EXTRACTED DATA
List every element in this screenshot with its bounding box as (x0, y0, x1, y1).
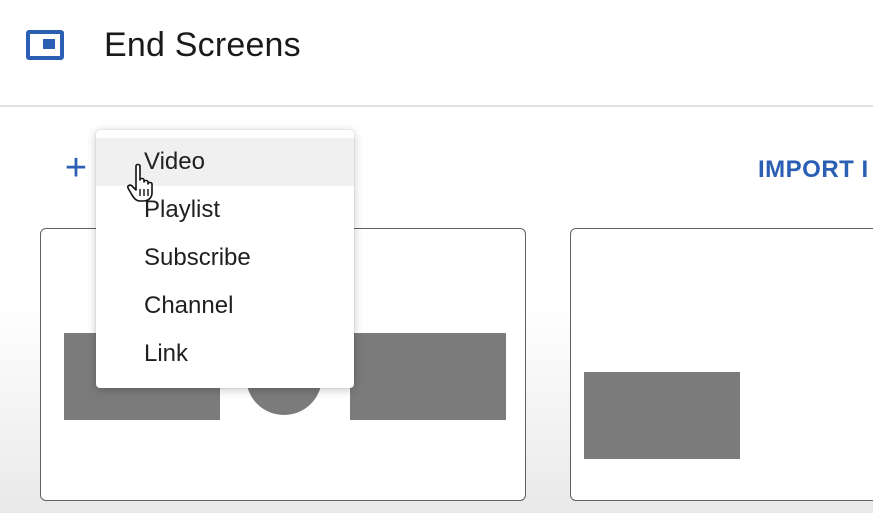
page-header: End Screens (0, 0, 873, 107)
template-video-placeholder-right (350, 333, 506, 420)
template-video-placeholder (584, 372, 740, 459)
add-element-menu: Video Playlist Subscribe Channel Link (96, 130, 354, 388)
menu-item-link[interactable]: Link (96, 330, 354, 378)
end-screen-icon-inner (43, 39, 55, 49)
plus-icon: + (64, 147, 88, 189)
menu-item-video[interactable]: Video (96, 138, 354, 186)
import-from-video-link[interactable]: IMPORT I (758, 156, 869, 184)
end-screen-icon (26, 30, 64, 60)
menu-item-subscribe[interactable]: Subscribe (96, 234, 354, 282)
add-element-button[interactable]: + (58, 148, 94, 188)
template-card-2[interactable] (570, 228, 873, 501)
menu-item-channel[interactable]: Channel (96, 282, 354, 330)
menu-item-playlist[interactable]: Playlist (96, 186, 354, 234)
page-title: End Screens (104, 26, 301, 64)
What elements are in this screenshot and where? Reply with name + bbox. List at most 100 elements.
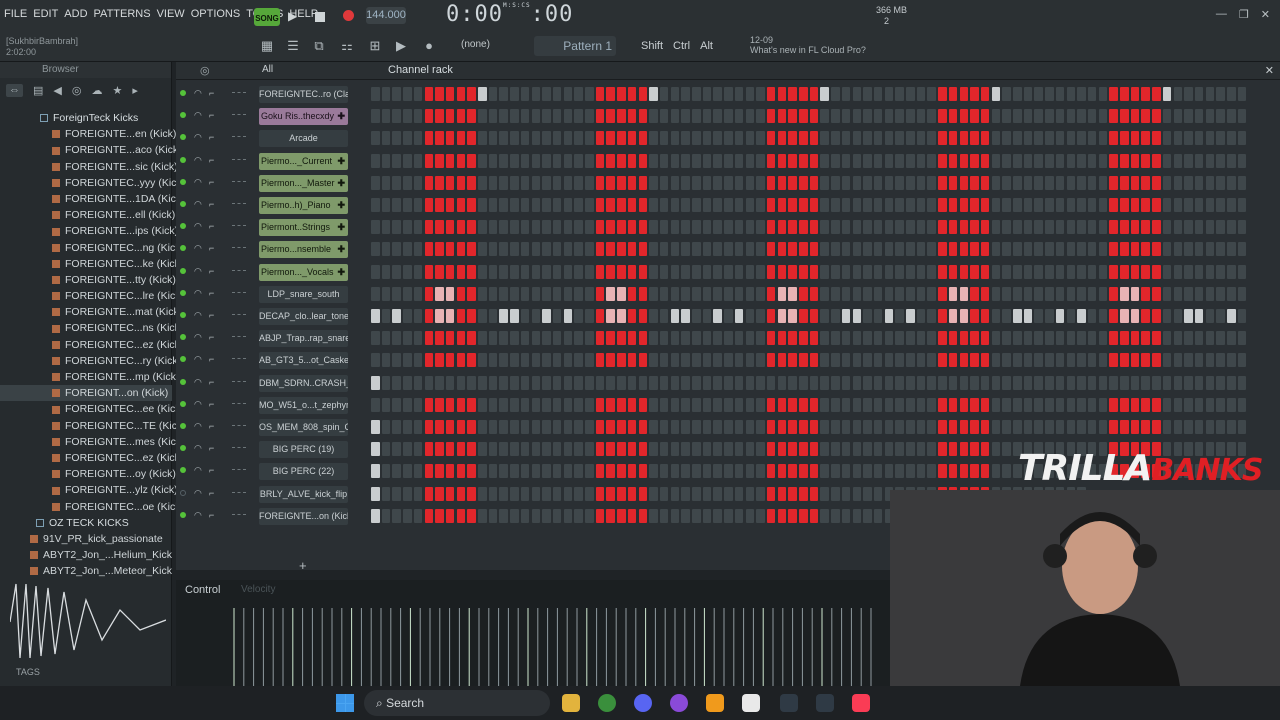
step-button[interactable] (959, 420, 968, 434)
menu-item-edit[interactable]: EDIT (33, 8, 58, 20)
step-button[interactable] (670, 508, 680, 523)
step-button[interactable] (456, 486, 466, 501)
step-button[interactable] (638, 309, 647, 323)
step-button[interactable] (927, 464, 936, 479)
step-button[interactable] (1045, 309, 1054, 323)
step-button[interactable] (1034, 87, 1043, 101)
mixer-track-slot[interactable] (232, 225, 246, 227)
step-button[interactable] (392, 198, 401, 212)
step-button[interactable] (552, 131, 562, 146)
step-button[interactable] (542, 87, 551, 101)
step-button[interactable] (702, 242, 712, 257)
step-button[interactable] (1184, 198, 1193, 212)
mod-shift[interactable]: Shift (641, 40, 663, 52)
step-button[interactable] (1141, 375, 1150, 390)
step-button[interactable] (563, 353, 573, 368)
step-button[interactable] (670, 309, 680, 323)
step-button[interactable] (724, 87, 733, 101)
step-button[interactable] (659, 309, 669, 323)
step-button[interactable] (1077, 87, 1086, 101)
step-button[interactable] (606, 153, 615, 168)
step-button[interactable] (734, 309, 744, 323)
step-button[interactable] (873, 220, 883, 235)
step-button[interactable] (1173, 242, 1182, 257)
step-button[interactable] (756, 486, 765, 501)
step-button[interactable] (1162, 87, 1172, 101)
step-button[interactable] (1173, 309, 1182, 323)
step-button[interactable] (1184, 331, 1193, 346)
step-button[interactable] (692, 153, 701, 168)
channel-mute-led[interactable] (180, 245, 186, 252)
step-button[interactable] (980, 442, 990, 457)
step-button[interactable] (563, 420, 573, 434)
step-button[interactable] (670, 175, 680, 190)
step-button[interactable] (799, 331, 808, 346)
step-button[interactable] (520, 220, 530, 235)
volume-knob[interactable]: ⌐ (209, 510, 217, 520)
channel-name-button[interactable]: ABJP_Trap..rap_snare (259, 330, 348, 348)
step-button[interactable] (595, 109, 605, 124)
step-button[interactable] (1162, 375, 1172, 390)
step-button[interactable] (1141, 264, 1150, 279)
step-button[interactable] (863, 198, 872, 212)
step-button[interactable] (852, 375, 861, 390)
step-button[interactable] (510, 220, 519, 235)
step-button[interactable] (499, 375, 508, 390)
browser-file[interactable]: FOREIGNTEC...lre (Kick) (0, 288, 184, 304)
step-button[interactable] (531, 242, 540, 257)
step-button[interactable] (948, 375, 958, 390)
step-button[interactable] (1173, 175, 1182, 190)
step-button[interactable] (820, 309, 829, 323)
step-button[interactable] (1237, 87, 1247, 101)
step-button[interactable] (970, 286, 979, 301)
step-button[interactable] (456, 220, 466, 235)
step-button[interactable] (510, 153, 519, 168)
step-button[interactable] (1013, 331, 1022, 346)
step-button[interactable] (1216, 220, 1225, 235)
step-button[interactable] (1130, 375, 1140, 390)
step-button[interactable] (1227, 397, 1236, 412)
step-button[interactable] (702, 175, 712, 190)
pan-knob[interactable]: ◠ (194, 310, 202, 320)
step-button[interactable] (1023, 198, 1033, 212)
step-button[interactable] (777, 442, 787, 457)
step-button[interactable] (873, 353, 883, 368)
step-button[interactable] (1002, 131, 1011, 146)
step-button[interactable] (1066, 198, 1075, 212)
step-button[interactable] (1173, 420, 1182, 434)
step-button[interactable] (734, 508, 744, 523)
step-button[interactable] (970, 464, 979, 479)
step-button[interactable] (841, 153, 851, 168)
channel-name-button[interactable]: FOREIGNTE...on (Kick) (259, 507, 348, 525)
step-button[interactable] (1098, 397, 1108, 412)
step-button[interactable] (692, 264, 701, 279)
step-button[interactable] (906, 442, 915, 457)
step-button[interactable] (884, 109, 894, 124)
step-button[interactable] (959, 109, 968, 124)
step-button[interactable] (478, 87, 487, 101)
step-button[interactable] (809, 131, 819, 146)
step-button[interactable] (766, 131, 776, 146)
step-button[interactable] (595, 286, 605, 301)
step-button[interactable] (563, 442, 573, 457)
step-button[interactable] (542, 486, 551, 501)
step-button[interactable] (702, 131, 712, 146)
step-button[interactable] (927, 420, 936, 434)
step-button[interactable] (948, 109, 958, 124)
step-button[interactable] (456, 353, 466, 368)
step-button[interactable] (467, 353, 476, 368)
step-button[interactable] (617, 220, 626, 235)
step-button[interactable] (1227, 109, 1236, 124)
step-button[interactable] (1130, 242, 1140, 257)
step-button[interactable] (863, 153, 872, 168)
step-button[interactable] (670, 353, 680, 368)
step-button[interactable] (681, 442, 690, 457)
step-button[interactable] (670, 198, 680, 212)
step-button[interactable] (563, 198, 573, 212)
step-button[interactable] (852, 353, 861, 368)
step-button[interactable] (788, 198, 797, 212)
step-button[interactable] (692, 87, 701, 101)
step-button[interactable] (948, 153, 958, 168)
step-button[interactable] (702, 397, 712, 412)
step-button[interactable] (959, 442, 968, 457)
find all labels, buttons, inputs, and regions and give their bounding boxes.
...
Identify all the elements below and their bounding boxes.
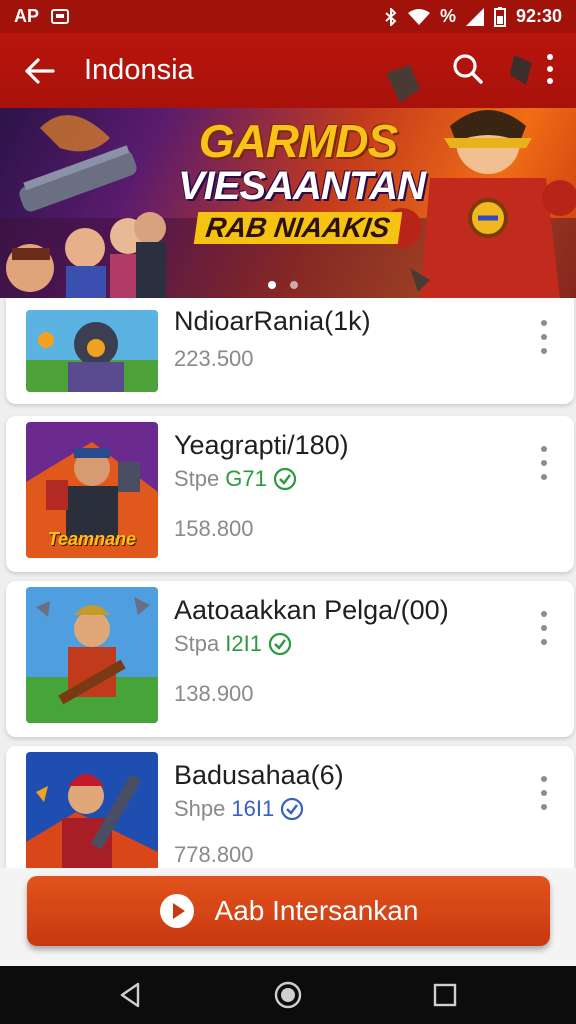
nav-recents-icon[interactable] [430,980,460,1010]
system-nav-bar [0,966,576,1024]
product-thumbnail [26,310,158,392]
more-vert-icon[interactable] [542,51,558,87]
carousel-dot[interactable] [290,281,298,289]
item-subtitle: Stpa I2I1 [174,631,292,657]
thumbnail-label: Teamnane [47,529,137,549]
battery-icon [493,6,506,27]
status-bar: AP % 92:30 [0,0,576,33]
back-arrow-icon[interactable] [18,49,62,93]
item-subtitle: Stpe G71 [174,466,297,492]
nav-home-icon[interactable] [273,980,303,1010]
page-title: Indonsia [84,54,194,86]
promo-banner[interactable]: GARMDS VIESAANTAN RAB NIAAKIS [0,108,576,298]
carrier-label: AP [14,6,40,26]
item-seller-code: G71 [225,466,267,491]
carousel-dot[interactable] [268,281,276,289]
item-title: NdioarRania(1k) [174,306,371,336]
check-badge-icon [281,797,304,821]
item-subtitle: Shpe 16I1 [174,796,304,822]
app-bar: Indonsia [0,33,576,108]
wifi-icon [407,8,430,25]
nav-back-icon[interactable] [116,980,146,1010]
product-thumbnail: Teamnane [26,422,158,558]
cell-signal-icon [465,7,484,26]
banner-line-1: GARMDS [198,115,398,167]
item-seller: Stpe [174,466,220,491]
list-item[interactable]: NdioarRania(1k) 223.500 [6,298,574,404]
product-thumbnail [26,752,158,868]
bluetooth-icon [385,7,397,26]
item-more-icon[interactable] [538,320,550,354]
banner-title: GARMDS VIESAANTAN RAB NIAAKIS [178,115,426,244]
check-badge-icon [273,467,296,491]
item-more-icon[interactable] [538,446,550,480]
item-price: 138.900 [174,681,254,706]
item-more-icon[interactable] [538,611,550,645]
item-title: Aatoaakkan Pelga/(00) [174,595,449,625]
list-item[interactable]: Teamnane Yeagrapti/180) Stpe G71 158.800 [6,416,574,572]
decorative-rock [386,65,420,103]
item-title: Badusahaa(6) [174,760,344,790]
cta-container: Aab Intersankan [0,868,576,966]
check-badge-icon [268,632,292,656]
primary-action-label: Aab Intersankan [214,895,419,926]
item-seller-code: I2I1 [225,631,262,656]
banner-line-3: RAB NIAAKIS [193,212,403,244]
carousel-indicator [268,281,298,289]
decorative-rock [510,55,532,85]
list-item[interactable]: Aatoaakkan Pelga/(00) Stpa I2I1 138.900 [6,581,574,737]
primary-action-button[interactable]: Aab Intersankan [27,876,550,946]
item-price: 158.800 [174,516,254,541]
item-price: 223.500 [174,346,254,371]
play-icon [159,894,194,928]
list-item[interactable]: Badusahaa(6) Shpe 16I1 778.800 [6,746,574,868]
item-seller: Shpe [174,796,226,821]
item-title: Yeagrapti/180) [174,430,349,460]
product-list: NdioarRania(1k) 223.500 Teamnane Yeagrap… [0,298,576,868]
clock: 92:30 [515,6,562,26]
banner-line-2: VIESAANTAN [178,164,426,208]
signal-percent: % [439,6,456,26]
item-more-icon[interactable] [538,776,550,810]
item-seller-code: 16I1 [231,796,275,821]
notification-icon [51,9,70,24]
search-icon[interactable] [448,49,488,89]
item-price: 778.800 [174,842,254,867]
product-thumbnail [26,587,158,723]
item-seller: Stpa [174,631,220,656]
...
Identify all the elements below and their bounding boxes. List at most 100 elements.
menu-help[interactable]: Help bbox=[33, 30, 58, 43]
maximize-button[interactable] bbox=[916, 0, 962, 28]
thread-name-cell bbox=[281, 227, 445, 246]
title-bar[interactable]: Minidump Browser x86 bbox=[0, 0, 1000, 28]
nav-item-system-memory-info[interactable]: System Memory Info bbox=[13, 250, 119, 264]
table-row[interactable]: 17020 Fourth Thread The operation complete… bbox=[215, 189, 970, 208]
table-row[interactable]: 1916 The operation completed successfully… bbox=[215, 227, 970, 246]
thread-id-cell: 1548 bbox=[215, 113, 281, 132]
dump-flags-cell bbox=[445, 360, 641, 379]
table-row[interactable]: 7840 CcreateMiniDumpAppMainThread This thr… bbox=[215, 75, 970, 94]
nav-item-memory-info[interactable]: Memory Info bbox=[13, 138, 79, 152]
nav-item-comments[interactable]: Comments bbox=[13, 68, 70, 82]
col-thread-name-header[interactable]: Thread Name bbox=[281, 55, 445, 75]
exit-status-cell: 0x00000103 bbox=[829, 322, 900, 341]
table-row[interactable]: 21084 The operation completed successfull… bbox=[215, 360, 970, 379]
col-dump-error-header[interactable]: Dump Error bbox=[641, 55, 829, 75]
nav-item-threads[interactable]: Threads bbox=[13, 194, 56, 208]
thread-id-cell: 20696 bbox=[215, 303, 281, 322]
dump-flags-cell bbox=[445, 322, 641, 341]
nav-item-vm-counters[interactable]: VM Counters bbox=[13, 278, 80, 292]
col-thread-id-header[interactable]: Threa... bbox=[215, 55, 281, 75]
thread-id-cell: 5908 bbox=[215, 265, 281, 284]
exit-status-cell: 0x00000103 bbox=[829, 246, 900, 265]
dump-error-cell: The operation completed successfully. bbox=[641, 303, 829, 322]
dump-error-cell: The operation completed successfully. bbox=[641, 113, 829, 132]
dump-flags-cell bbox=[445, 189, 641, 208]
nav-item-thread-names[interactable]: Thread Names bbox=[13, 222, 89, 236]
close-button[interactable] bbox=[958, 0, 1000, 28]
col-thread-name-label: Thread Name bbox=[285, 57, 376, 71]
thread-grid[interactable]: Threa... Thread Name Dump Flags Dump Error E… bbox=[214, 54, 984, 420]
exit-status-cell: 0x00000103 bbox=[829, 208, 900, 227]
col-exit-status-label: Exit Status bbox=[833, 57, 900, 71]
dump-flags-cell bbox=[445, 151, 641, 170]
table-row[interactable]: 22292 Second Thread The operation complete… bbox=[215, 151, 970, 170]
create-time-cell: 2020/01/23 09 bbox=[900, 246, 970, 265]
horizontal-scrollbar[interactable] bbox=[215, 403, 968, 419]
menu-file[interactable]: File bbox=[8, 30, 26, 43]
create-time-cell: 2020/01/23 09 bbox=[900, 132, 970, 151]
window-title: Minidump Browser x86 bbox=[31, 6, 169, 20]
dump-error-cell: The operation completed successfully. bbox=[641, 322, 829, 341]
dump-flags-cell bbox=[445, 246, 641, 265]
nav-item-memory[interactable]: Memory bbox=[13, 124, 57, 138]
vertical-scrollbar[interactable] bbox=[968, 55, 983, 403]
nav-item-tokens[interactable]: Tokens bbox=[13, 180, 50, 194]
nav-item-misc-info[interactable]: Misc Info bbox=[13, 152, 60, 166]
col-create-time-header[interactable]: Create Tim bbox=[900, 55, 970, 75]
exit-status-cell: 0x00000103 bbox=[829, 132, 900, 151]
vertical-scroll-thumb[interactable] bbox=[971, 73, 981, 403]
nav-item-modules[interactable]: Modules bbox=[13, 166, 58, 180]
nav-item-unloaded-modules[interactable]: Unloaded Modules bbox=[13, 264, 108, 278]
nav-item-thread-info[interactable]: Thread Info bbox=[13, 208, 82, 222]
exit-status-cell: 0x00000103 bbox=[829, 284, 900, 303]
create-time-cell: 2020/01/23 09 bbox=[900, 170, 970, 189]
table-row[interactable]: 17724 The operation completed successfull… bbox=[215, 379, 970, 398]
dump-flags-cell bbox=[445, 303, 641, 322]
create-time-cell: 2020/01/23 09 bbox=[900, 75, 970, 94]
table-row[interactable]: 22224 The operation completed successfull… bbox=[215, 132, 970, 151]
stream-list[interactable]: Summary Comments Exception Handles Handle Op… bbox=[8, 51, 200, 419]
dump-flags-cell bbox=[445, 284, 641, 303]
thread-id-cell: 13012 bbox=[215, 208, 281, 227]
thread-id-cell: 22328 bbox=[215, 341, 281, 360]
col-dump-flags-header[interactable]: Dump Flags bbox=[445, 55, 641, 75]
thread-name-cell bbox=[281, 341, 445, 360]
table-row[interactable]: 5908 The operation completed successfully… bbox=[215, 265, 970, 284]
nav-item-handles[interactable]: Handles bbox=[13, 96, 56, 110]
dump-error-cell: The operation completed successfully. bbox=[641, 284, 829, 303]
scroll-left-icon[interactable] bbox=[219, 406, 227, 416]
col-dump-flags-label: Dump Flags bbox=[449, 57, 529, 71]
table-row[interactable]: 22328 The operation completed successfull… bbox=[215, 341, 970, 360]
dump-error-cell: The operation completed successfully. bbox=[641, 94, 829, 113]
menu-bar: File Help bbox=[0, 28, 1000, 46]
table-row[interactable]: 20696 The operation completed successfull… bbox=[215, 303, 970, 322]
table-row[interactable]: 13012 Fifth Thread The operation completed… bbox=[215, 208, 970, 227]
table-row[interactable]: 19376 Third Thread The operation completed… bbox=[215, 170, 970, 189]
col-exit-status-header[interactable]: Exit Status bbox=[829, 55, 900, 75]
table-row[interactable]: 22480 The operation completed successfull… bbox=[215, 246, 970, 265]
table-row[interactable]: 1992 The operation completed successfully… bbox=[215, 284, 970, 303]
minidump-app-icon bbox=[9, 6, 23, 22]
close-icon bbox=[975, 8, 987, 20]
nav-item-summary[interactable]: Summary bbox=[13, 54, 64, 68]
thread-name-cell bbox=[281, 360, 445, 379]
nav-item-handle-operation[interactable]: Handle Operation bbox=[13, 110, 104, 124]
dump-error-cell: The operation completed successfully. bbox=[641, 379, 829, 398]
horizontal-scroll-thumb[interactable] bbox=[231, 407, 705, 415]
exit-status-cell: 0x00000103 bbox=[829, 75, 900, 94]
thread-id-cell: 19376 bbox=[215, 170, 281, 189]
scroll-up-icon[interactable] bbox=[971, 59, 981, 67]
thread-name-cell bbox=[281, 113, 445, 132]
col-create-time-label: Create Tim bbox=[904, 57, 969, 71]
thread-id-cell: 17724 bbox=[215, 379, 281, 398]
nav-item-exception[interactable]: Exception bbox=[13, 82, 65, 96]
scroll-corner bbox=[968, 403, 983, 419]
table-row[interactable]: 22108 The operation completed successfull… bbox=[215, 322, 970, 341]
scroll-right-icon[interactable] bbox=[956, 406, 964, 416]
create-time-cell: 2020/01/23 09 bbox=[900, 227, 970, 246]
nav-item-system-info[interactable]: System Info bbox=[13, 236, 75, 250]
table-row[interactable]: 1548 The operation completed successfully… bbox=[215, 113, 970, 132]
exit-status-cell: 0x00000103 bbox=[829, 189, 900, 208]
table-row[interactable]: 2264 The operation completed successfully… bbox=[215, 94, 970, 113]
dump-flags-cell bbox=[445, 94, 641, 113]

PROBLEM
Find every line in the entries above that contains the string "Aatoaakkan" and copy each of those lines in full.

RESULT BELOW
item-title: Aatoaakkan Pelga/(00) [174,595,449,625]
list-item[interactable]: Aatoaakkan Pelga/(00) Stpa I2I1 138.900 [6,581,574,737]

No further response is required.